Reproduce every line of these entries without any change.

[Element placement data]
::::
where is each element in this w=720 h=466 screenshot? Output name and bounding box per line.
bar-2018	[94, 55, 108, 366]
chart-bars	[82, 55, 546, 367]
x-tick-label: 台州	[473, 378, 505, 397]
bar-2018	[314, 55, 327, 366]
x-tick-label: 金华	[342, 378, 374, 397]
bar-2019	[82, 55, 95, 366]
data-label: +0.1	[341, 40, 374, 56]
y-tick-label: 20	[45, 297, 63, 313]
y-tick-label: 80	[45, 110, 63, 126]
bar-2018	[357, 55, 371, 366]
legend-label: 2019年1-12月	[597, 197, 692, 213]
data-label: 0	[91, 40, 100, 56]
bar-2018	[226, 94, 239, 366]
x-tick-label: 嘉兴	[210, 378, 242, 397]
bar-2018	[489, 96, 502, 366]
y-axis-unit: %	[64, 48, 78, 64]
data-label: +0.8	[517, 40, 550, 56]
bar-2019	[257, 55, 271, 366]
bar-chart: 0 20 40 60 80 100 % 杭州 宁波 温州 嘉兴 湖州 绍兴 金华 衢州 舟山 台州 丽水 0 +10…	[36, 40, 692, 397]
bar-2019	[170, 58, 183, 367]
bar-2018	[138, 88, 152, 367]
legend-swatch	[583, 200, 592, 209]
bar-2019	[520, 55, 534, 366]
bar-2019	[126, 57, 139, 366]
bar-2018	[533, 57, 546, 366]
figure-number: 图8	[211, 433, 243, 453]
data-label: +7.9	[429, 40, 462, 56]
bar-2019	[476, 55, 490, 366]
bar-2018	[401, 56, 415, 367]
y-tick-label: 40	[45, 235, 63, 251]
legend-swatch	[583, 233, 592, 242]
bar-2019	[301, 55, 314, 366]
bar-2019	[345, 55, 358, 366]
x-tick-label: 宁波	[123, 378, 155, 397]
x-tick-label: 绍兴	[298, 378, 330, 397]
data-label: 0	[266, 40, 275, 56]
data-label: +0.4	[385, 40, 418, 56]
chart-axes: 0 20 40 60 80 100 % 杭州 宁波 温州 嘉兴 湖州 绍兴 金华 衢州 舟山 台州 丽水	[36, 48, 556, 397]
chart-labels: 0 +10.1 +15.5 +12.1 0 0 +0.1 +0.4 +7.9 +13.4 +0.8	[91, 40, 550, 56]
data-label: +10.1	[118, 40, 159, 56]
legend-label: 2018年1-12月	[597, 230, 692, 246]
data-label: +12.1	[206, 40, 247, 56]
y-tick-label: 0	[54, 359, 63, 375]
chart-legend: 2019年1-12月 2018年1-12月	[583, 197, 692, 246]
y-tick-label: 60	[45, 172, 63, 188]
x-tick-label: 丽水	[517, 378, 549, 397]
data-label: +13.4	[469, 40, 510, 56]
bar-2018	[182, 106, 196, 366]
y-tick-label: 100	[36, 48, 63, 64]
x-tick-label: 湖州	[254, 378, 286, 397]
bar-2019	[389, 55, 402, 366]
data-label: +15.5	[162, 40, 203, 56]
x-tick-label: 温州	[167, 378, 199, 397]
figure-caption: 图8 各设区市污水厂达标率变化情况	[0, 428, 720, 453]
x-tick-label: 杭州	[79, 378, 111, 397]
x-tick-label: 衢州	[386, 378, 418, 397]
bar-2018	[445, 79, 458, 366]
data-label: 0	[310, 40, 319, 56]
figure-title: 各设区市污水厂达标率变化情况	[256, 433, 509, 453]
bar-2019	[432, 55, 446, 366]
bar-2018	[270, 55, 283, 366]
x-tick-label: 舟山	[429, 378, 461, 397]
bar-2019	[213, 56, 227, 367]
::::
▶ **Correct response**:
where is each element in this w=720 h=466 screenshot? Output name and bounding box per line.
bar-2018	[94, 55, 108, 366]
chart-bars	[82, 55, 546, 367]
x-tick-label: 台州	[473, 378, 505, 397]
bar-2018	[314, 55, 327, 366]
x-tick-label: 金华	[342, 378, 374, 397]
bar-2019	[82, 55, 95, 366]
data-label: +0.1	[341, 40, 374, 56]
y-tick-label: 20	[45, 297, 63, 313]
y-tick-label: 80	[45, 110, 63, 126]
bar-2018	[357, 55, 371, 366]
legend-label: 2019年1-12月	[597, 197, 692, 213]
data-label: 0	[91, 40, 100, 56]
bar-2018	[226, 94, 239, 366]
x-tick-label: 嘉兴	[210, 378, 242, 397]
bar-2018	[489, 96, 502, 366]
y-axis-unit: %	[64, 48, 78, 64]
data-label: +0.8	[517, 40, 550, 56]
bar-2019	[257, 55, 271, 366]
bar-chart: 0 20 40 60 80 100 % 杭州 宁波 温州 嘉兴 湖州 绍兴 金华 衢州 舟山 台州 丽水 0 +10…	[36, 40, 692, 397]
bar-2019	[170, 58, 183, 367]
bar-2018	[138, 88, 152, 367]
legend-swatch	[583, 200, 592, 209]
bar-2019	[520, 55, 534, 366]
bar-2019	[126, 57, 139, 366]
bar-2018	[533, 57, 546, 366]
figure-number: 图8	[211, 433, 243, 453]
data-label: +7.9	[429, 40, 462, 56]
bar-2019	[476, 55, 490, 366]
bar-2018	[401, 56, 415, 367]
y-tick-label: 40	[45, 235, 63, 251]
legend-swatch	[583, 233, 592, 242]
bar-2019	[301, 55, 314, 366]
bar-2019	[345, 55, 358, 366]
x-tick-label: 宁波	[123, 378, 155, 397]
x-tick-label: 绍兴	[298, 378, 330, 397]
data-label: 0	[266, 40, 275, 56]
data-label: +0.4	[385, 40, 418, 56]
chart-axes: 0 20 40 60 80 100 % 杭州 宁波 温州 嘉兴 湖州 绍兴 金华 衢州 舟山 台州 丽水	[36, 48, 556, 397]
chart-labels: 0 +10.1 +15.5 +12.1 0 0 +0.1 +0.4 +7.9 +13.4 +0.8	[91, 40, 550, 56]
data-label: +10.1	[118, 40, 159, 56]
legend-label: 2018年1-12月	[597, 230, 692, 246]
data-label: +12.1	[206, 40, 247, 56]
y-tick-label: 0	[54, 359, 63, 375]
chart-legend: 2019年1-12月 2018年1-12月	[583, 197, 692, 246]
y-tick-label: 60	[45, 172, 63, 188]
x-tick-label: 丽水	[517, 378, 549, 397]
data-label: +13.4	[469, 40, 510, 56]
bar-2018	[182, 106, 196, 366]
y-tick-label: 100	[36, 48, 63, 64]
x-tick-label: 湖州	[254, 378, 286, 397]
bar-2019	[389, 55, 402, 366]
data-label: +15.5	[162, 40, 203, 56]
x-tick-label: 温州	[167, 378, 199, 397]
figure-caption: 图8 各设区市污水厂达标率变化情况	[0, 428, 720, 453]
x-tick-label: 杭州	[79, 378, 111, 397]
x-tick-label: 衢州	[386, 378, 418, 397]
bar-2018	[445, 79, 458, 366]
data-label: 0	[310, 40, 319, 56]
figure-title: 各设区市污水厂达标率变化情况	[256, 433, 509, 453]
bar-2019	[432, 55, 446, 366]
bar-2018	[270, 55, 283, 366]
x-tick-label: 舟山	[429, 378, 461, 397]
bar-2019	[213, 56, 227, 367]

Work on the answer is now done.